What the task requires
In the listing below, pick out lines with "已知向量".

— start of Supplied material —

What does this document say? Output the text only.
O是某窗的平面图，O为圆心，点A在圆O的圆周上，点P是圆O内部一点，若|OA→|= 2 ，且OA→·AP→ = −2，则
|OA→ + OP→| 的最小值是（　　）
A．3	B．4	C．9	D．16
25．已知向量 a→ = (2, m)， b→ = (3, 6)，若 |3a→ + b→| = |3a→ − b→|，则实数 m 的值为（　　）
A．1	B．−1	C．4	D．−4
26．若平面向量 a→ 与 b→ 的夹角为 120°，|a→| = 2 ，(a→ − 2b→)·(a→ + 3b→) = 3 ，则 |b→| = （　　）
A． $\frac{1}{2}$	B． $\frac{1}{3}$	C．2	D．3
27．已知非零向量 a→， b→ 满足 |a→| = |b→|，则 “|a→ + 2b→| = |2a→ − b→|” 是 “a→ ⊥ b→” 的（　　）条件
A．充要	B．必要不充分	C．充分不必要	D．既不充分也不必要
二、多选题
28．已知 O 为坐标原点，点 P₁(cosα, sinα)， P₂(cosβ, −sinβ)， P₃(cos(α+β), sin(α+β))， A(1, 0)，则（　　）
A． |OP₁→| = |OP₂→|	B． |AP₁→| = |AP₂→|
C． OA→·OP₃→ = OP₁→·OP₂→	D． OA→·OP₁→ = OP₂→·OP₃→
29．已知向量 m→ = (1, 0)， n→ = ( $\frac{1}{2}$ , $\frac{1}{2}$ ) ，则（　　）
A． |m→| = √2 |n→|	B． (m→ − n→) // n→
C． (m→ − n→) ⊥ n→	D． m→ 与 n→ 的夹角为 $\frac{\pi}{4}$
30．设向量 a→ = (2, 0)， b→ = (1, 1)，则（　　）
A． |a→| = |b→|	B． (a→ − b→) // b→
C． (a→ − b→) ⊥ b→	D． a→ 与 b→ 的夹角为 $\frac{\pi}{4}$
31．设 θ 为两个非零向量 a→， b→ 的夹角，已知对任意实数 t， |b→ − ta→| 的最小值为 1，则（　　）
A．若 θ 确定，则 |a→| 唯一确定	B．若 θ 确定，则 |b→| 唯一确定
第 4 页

— end of Supplied material —

Finished answer
25．已知向量 a→ = (2, m)， b→ = (3, 6)，若 |3a→ + b→| = |3a→ − b→|，则实数 m 的值为（　　）
29．已知向量 m→ = (1, 0)， n→ = ( $\frac{1}{2}$ , $\frac{1}{2}$ ) ，则（　　）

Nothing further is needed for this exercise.